Stated exercise: Your task is to copy each line that has the word "August".

# Exercise inputs start

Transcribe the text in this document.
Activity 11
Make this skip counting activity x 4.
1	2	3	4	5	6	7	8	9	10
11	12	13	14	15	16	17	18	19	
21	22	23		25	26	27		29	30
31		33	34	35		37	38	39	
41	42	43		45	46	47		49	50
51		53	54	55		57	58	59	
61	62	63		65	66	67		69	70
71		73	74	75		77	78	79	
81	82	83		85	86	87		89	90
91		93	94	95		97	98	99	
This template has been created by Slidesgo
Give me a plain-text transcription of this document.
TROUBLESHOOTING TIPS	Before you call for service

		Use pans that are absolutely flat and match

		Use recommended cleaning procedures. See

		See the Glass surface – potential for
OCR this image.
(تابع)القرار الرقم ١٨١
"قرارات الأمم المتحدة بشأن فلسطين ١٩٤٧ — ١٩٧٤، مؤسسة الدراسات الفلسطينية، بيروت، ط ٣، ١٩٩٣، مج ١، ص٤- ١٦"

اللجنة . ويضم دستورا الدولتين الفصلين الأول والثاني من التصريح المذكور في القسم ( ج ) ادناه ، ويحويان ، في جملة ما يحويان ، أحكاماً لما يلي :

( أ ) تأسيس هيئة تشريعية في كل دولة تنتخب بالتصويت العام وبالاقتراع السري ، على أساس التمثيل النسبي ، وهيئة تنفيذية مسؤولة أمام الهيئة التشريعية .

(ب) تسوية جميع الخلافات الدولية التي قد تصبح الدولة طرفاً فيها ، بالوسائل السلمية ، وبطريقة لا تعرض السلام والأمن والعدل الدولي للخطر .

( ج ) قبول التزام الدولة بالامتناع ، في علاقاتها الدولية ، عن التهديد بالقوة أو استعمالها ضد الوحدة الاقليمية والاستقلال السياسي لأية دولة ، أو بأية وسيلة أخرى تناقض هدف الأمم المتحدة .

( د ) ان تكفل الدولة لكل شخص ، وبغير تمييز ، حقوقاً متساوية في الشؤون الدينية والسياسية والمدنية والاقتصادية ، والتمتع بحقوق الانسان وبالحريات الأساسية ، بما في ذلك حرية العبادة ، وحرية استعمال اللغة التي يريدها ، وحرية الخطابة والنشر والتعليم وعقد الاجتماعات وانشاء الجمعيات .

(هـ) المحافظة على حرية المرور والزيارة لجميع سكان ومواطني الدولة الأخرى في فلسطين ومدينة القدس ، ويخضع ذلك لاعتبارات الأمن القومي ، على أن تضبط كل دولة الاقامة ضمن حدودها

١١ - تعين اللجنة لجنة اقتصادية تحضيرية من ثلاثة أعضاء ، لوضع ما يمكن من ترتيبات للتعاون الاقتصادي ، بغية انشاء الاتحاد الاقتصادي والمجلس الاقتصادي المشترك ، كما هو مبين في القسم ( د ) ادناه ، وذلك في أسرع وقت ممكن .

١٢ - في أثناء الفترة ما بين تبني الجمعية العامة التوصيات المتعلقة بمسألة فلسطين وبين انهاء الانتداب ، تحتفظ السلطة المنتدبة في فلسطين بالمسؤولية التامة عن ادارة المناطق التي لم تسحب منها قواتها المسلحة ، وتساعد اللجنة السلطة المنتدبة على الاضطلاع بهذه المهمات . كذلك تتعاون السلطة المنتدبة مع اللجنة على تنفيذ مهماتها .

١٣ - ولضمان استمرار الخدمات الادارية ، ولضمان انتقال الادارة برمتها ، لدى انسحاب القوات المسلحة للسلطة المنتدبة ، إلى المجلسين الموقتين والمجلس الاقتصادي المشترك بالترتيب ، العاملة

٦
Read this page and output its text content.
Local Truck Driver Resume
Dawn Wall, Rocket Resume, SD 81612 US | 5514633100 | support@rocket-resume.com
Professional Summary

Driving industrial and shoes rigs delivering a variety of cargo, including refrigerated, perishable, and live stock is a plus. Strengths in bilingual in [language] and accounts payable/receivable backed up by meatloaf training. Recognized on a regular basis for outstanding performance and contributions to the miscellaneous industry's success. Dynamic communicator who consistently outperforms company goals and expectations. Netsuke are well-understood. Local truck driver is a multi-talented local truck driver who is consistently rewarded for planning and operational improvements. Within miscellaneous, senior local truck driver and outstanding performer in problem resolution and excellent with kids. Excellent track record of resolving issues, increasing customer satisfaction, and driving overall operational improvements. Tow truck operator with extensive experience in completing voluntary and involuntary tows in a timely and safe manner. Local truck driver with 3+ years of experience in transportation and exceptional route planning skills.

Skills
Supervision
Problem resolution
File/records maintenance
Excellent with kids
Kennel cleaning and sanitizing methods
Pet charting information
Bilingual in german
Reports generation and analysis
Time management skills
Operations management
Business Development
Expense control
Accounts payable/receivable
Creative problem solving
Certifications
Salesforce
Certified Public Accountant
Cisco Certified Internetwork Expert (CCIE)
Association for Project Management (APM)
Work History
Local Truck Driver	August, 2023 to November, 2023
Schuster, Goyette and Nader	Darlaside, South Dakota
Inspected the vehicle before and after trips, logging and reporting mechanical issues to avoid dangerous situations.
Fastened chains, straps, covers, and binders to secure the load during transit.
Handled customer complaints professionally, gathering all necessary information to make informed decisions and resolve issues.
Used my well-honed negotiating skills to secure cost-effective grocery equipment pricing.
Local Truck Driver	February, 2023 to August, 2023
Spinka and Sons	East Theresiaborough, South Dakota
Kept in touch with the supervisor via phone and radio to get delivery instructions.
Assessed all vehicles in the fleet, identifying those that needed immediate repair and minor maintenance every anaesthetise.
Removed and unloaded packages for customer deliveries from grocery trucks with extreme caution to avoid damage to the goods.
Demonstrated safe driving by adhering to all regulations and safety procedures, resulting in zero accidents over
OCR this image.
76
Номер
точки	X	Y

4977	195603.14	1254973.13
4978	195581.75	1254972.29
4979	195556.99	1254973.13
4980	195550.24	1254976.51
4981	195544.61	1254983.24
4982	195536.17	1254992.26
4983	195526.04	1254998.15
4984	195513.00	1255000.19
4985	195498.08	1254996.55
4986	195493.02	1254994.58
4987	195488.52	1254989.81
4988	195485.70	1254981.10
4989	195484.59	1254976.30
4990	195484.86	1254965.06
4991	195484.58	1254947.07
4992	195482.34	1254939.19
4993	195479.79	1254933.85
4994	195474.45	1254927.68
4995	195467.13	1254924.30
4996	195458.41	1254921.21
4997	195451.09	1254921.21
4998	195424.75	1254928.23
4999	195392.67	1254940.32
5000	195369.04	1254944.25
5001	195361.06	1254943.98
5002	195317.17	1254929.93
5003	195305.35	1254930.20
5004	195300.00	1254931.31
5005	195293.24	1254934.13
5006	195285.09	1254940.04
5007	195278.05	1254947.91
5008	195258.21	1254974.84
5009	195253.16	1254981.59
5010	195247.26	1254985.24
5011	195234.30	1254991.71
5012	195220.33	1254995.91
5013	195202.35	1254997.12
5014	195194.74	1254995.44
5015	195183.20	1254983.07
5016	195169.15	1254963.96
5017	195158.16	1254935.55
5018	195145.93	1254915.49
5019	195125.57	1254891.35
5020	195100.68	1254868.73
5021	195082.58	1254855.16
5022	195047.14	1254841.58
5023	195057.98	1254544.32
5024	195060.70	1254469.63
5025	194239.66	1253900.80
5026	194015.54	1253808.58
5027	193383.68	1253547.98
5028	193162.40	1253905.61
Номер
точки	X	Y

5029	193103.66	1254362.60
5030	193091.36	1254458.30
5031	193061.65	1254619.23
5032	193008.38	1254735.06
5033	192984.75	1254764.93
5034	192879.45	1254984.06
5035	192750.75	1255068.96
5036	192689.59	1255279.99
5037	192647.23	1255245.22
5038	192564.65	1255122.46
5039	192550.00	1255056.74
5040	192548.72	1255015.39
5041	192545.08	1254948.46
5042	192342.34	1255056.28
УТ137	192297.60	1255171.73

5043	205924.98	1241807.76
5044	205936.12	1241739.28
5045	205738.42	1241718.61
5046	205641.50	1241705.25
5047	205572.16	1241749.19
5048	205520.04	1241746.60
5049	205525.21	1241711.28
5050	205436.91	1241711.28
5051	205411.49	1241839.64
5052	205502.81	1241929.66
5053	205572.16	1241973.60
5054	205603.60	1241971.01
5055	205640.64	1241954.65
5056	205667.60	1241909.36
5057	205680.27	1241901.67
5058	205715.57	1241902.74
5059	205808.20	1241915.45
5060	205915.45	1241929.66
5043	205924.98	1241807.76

# Exercise inputs end

Solved exercise:
Local Truck Driver	August, 2023 to November, 2023
Local Truck Driver	February, 2023 to August, 2023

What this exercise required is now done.